- _Your objective_:
Using the records below, please work out how many lines contain "παχέος"; answer with the number alone.

- _Entries provided_:

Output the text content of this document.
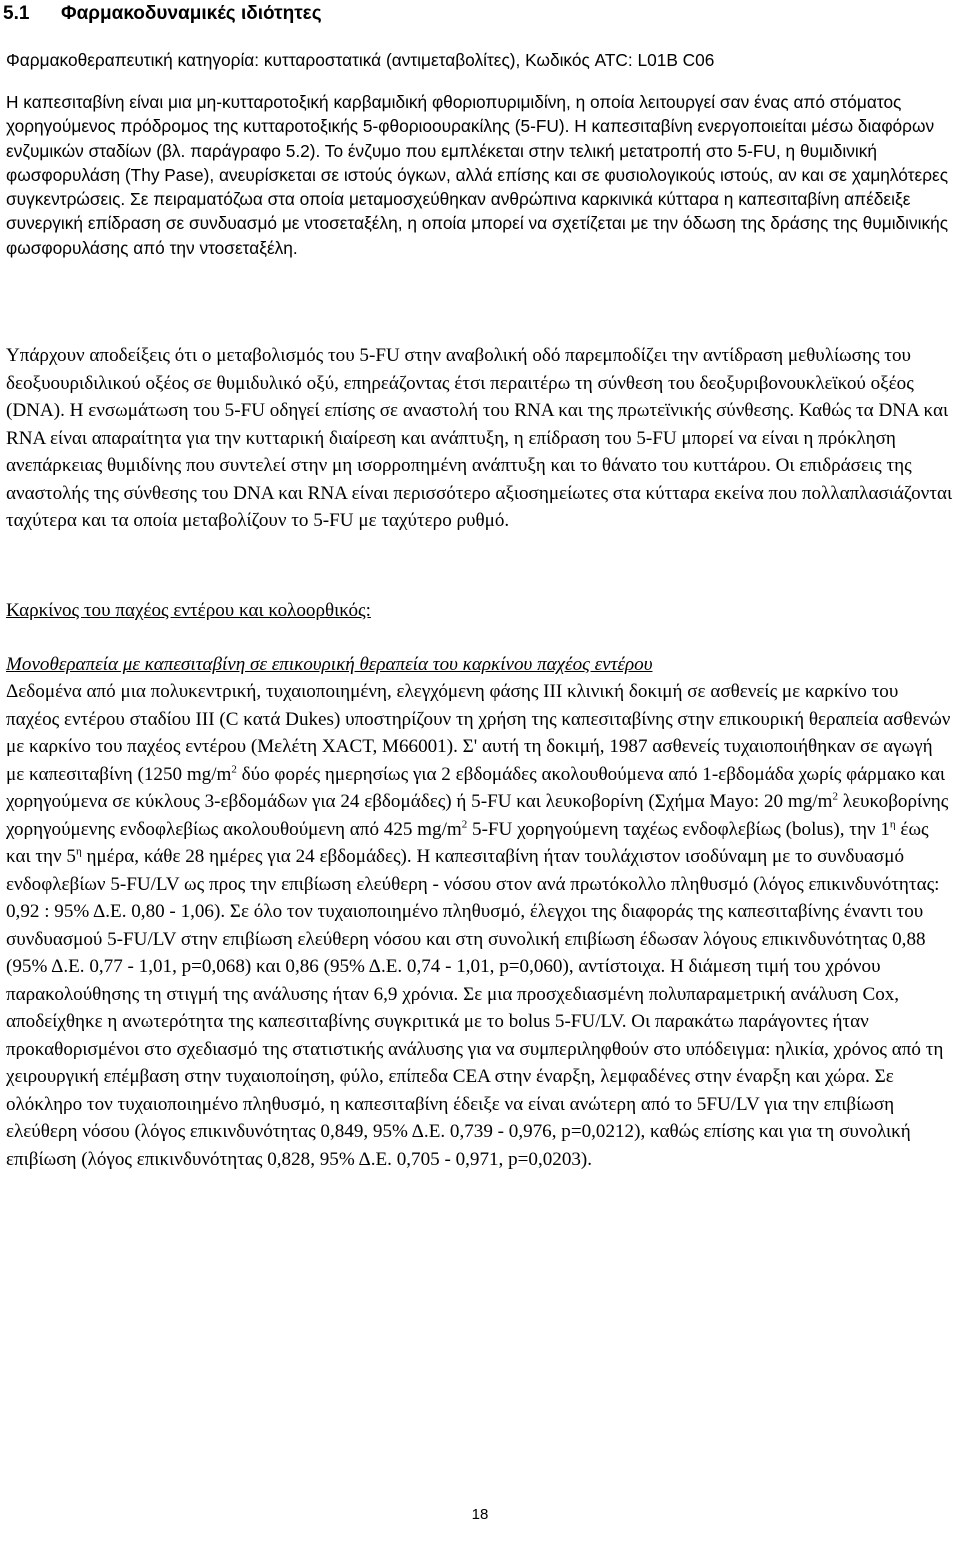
5.1 Φαρμακοδυναμικές ιδιότητες

Φαρμακοθεραπευτική κατηγορία: κυτταροστατικά (αντιμεταβολίτες), Κωδικός ATC: L01B C06

Η καπεσιταβίνη είναι μια μη-κυτταροτοξική καρβαμιδική φθοριοπυριμιδίνη, η οποία λειτουργεί σαν ένας από στόματος χορηγούμενος πρόδρομος της κυτταροτοξικής 5-φθοριοουρακίλης (5-FU). Η καπεσιταβίνη ενεργοποιείται μέσω διαφόρων ενζυμικών σταδίων (βλ. παράγραφο 5.2). Το ένζυμο που εμπλέκεται στην τελική μετατροπή στο 5-FU, η θυμιδινική φωσφορυλάση (Thy Pase), ανευρίσκεται σε ιστούς όγκων, αλλά επίσης και σε φυσιολογικούς ιστούς, αν και σε χαμηλότερες συγκεντρώσεις. Σε πειραματόζωα στα οποία μεταμοσχεύθηκαν ανθρώπινα καρκινικά κύτταρα η καπεσιταβίνη απέδειξε συνεργική επίδραση σε συνδυασμό με ντοσεταξέλη, η οποία μπορεί να σχετίζεται με την όδωση της δράσης της θυμιδινικής φωσφορυλάσης από την ντοσεταξέλη.

Υπάρχουν αποδείξεις ότι ο μεταβολισμός του 5-FU στην αναβολική οδό παρεμποδίζει την αντίδραση μεθυλίωσης του δεοξυουριδιλικού οξέος σε θυμιδυλικό οξύ, επηρεάζοντας έτσι περαιτέρω τη σύνθεση του δεοξυριβονουκλεϊκού οξέος (DNA). Η ενσωμάτωση του 5-FU οδηγεί επίσης σε αναστολή του RNA και της πρωτεϊνικής σύνθεσης. Καθώς τα DNA και RNA είναι απαραίτητα για την κυτταρική διαίρεση και ανάπτυξη, η επίδραση του 5-FU μπορεί να είναι η πρόκληση ανεπάρκειας θυμιδίνης που συντελεί στην μη ισορροπημένη ανάπτυξη και το θάνατο του κυττάρου. Οι επιδράσεις της αναστολής της σύνθεσης του DNA και RNA είναι περισσότερο αξιοσημείωτες στα κύτταρα εκείνα που πολλαπλασιάζονται ταχύτερα και τα οποία μεταβολίζουν το 5-FU με ταχύτερο ρυθμό.

Καρκίνος του παχέος εντέρου και κολοορθικός:

Μονοθεραπεία με καπεσιταβίνη σε επικουρική θεραπεία του καρκίνου παχέος εντέρου

Δεδομένα από μια πολυκεντρική, τυχαιοποιημένη, ελεγχόμενη φάσης ΙΙΙ κλινική δοκιμή σε ασθενείς με καρκίνο του παχέος εντέρου σταδίου ΙΙΙ (C κατά Dukes) υποστηρίζουν τη χρήση της καπεσιταβίνης στην επικουρική θεραπεία ασθενών με καρκίνο του παχέος εντέρου (Μελέτη XACT, M66001). Σ' αυτή τη δοκιμή, 1987 ασθενείς τυχαιοποιήθηκαν σε αγωγή με καπεσιταβίνη (1250 $mg/m^2$ δύο φορές ημερησίως για 2 εβδομάδες ακολουθούμενα από 1-εβδομάδα χωρίς φάρμακο και χορηγούμενα σε κύκλους 3-εβδομάδων για 24 εβδομάδες) ή 5-FU και λευκοβορίνη (Σχήμα Mayo: 20 $mg/m^2$ λευκοβορίνης χορηγούμενης ενδοφλεβίως ακολουθούμενη από 425 $mg/m^2$ 5-FU χορηγούμενη ταχέως ενδοφλεβίως (bolus), την $1^\eta$ έως και την $5^\eta$ ημέρα, κάθε 28 ημέρες για 24 εβδομάδες). Η καπεσιταβίνη ήταν τουλάχιστον ισοδύναμη με το συνδυασμό ενδοφλεβίων 5-FU/LV ως προς την επιβίωση ελεύθερη - νόσου στον ανά πρωτόκολλο πληθυσμό (λόγος επικινδυνότητας: 0,92 : 95% Δ.Ε. 0,80 - 1,06). Σε όλο τον τυχαιοποιημένο πληθυσμό, έλεγχοι της διαφοράς της καπεσιταβίνης έναντι του συνδυασμού 5-FU/LV στην επιβίωση ελεύθερη νόσου και στη συνολική επιβίωση έδωσαν λόγους επικινδυνότητας 0,88 (95% Δ.Ε. 0,77 - 1,01, p=0,068) και 0,86 (95% Δ.Ε. 0,74 - 1,01, p=0,060), αντίστοιχα. Η διάμεση τιμή του χρόνου παρακολούθησης τη στιγμή της ανάλυσης ήταν 6,9 χρόνια. Σε μια προσχεδιασμένη πολυπαραμετρική ανάλυση Cox, αποδείχθηκε η ανωτερότητα της καπεσιταβίνης συγκριτικά με το bolus 5-FU/LV. Οι παρακάτω παράγοντες ήταν προκαθορισμένοι στο σχεδιασμό της στατιστικής ανάλυσης για να συμπεριληφθούν στο υπόδειγμα: ηλικία, χρόνος από τη χειρουργική επέμβαση στην τυχαιοποίηση, φύλο, επίπεδα CEA στην έναρξη, λεμφαδένες στην έναρξη και χώρα. Σε ολόκληρο τον τυχαιοποιημένο πληθυσμό, η καπεσιταβίνη έδειξε να είναι ανώτερη από το 5FU/LV για την επιβίωση ελεύθερη νόσου (λόγος επικινδυνότητας 0,849, 95% Δ.Ε. 0,739 - 0,976, p=0,0212), καθώς επίσης και για τη συνολική επιβίωση (λόγος επικινδυνότητας 0,828, 95% Δ.Ε. 0,705 - 0,971, p=0,0203).

18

- _Response to this task_:
3